* Start *

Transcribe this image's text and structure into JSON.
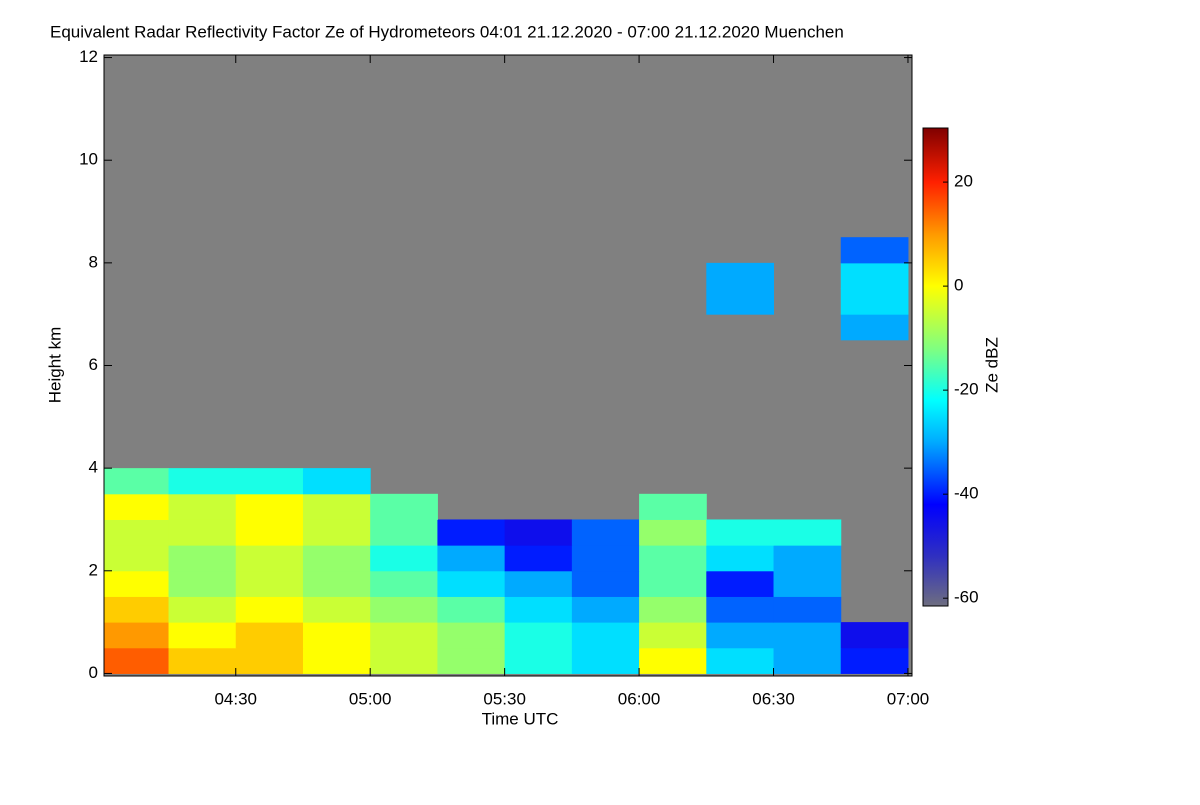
{
  "chart_data": {
    "type": "heatmap",
    "title": "Equivalent Radar Reflectivity Factor Ze of Hydrometeors   04:01 21.12.2020 - 07:00 21.12.2020 Muenchen",
    "x_label": "Time UTC",
    "y_label": "Height km",
    "colorbar_label": "Ze dBZ",
    "x_edges": [
      4,
      4.25,
      4.5,
      4.75,
      5,
      5.25,
      5.5,
      5.75,
      6,
      6.25,
      6.5,
      6.75,
      7
    ],
    "y_edges": [
      0,
      0.5,
      1,
      1.5,
      2,
      2.5,
      3,
      3.5,
      4,
      4.5,
      5,
      5.5,
      6,
      6.5,
      7,
      7.5,
      8,
      8.5
    ],
    "values": [
      [
        15,
        5,
        5,
        0,
        -5,
        -10,
        -20,
        -25,
        0,
        -25,
        -30,
        -40
      ],
      [
        10,
        0,
        5,
        0,
        -5,
        -10,
        -20,
        -25,
        -5,
        -30,
        -30,
        -45
      ],
      [
        5,
        -5,
        0,
        -5,
        -10,
        -15,
        -25,
        -30,
        -10,
        -35,
        -35,
        null
      ],
      [
        0,
        -10,
        -5,
        -10,
        -15,
        -25,
        -30,
        -35,
        -15,
        -40,
        -30,
        null
      ],
      [
        -5,
        -10,
        -5,
        -10,
        -20,
        -30,
        -40,
        -35,
        -15,
        -25,
        -30,
        null
      ],
      [
        -5,
        -5,
        0,
        -5,
        -15,
        -40,
        -45,
        -35,
        -10,
        -20,
        -20,
        null
      ],
      [
        0,
        -5,
        0,
        -5,
        -15,
        null,
        null,
        null,
        -15,
        null,
        null,
        null
      ],
      [
        -15,
        -20,
        -20,
        -25,
        null,
        null,
        null,
        null,
        null,
        null,
        null,
        null
      ],
      [
        null,
        null,
        null,
        null,
        null,
        null,
        null,
        null,
        null,
        null,
        null,
        null
      ],
      [
        null,
        null,
        null,
        null,
        null,
        null,
        null,
        null,
        null,
        null,
        null,
        null
      ],
      [
        null,
        null,
        null,
        null,
        null,
        null,
        null,
        null,
        null,
        null,
        null,
        null
      ],
      [
        null,
        null,
        null,
        null,
        null,
        null,
        null,
        null,
        null,
        null,
        null,
        null
      ],
      [
        null,
        null,
        null,
        null,
        null,
        null,
        null,
        null,
        null,
        null,
        null,
        null
      ],
      [
        null,
        null,
        null,
        null,
        null,
        null,
        null,
        null,
        null,
        null,
        null,
        -30
      ],
      [
        null,
        null,
        null,
        null,
        null,
        null,
        null,
        null,
        null,
        -30,
        null,
        -25
      ],
      [
        null,
        null,
        null,
        null,
        null,
        null,
        null,
        null,
        null,
        -30,
        null,
        -25
      ],
      [
        null,
        null,
        null,
        null,
        null,
        null,
        null,
        null,
        null,
        null,
        null,
        -35
      ]
    ],
    "xlim": [
      4.01,
      7.015
    ],
    "ylim": [
      -0.05,
      12.05
    ],
    "xticks": [
      {
        "value": 4.5,
        "label": "04:30"
      },
      {
        "value": 5,
        "label": "05:00"
      },
      {
        "value": 5.5,
        "label": "05:30"
      },
      {
        "value": 6,
        "label": "06:00"
      },
      {
        "value": 6.5,
        "label": "06:30"
      },
      {
        "value": 7,
        "label": "07:00"
      }
    ],
    "yticks": [
      0,
      2,
      4,
      6,
      8,
      10,
      12
    ],
    "clim": [
      -61.5,
      30.4
    ],
    "cticks": [
      -60,
      -40,
      -20,
      0,
      20
    ],
    "colorscale": [
      [
        -61.5,
        "#6e6e80"
      ],
      [
        -52,
        "#3030c0"
      ],
      [
        -42,
        "#0000ff"
      ],
      [
        -30,
        "#00aaff"
      ],
      [
        -22,
        "#00ffff"
      ],
      [
        -12,
        "#80ff80"
      ],
      [
        0,
        "#ffff00"
      ],
      [
        10,
        "#ff9900"
      ],
      [
        20,
        "#ff2000"
      ],
      [
        30.4,
        "#800000"
      ]
    ],
    "background": "#808080"
  }
}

* End *

◆ AIM OF THE TASK ◆
Leave out the pictures and copy everything else in the records word for word.

◆ ANSWER TO THE EXERCISE ◆
Transcribe this image's text and structure into JSON.
{
  "chart_data": {
    "type": "heatmap",
    "title": "Equivalent Radar Reflectivity Factor Ze of Hydrometeors   04:01 21.12.2020 - 07:00 21.12.2020 Muenchen",
    "x_label": "Time UTC",
    "y_label": "Height km",
    "colorbar_label": "Ze dBZ",
    "x_edges": [
      4,
      4.25,
      4.5,
      4.75,
      5,
      5.25,
      5.5,
      5.75,
      6,
      6.25,
      6.5,
      6.75,
      7
    ],
    "y_edges": [
      0,
      0.5,
      1,
      1.5,
      2,
      2.5,
      3,
      3.5,
      4,
      4.5,
      5,
      5.5,
      6,
      6.5,
      7,
      7.5,
      8,
      8.5
    ],
    "values": [
      [
        15,
        5,
        5,
        0,
        -5,
        -10,
        -20,
        -25,
        0,
        -25,
        -30,
        -40
      ],
      [
        10,
        0,
        5,
        0,
        -5,
        -10,
        -20,
        -25,
        -5,
        -30,
        -30,
        -45
      ],
      [
        5,
        -5,
        0,
        -5,
        -10,
        -15,
        -25,
        -30,
        -10,
        -35,
        -35,
        null
      ],
      [
        0,
        -10,
        -5,
        -10,
        -15,
        -25,
        -30,
        -35,
        -15,
        -40,
        -30,
        null
      ],
      [
        -5,
        -10,
        -5,
        -10,
        -20,
        -30,
        -40,
        -35,
        -15,
        -25,
        -30,
        null
      ],
      [
        -5,
        -5,
        0,
        -5,
        -15,
        -40,
        -45,
        -35,
        -10,
        -20,
        -20,
        null
      ],
      [
        0,
        -5,
        0,
        -5,
        -15,
        null,
        null,
        null,
        -15,
        null,
        null,
        null
      ],
      [
        -15,
        -20,
        -20,
        -25,
        null,
        null,
        null,
        null,
        null,
        null,
        null,
        null
      ],
      [
        null,
        null,
        null,
        null,
        null,
        null,
        null,
        null,
        null,
        null,
        null,
        null
      ],
      [
        null,
        null,
        null,
        null,
        null,
        null,
        null,
        null,
        null,
        null,
        null,
        null
      ],
      [
        null,
        null,
        null,
        null,
        null,
        null,
        null,
        null,
        null,
        null,
        null,
        null
      ],
      [
        null,
        null,
        null,
        null,
        null,
        null,
        null,
        null,
        null,
        null,
        null,
        null
      ],
      [
        null,
        null,
        null,
        null,
        null,
        null,
        null,
        null,
        null,
        null,
        null,
        null
      ],
      [
        null,
        null,
        null,
        null,
        null,
        null,
        null,
        null,
        null,
        null,
        null,
        -30
      ],
      [
        null,
        null,
        null,
        null,
        null,
        null,
        null,
        null,
        null,
        -30,
        null,
        -25
      ],
      [
        null,
        null,
        null,
        null,
        null,
        null,
        null,
        null,
        null,
        -30,
        null,
        -25
      ],
      [
        null,
        null,
        null,
        null,
        null,
        null,
        null,
        null,
        null,
        null,
        null,
        -35
      ]
    ],
    "xlim": [
      4.01,
      7.015
    ],
    "ylim": [
      -0.05,
      12.05
    ],
    "xticks": [
      {
        "value": 4.5,
        "label": "04:30"
      },
      {
        "value": 5,
        "label": "05:00"
      },
      {
        "value": 5.5,
        "label": "05:30"
      },
      {
        "value": 6,
        "label": "06:00"
      },
      {
        "value": 6.5,
        "label": "06:30"
      },
      {
        "value": 7,
        "label": "07:00"
      }
    ],
    "yticks": [
      0,
      2,
      4,
      6,
      8,
      10,
      12
    ],
    "clim": [
      -61.5,
      30.4
    ],
    "cticks": [
      -60,
      -40,
      -20,
      0,
      20
    ],
    "colorscale": [
      [
        -61.5,
        "#6e6e80"
      ],
      [
        -52,
        "#3030c0"
      ],
      [
        -42,
        "#0000ff"
      ],
      [
        -30,
        "#00aaff"
      ],
      [
        -22,
        "#00ffff"
      ],
      [
        -12,
        "#80ff80"
      ],
      [
        0,
        "#ffff00"
      ],
      [
        10,
        "#ff9900"
      ],
      [
        20,
        "#ff2000"
      ],
      [
        30.4,
        "#800000"
      ]
    ],
    "background": "#808080"
  }
}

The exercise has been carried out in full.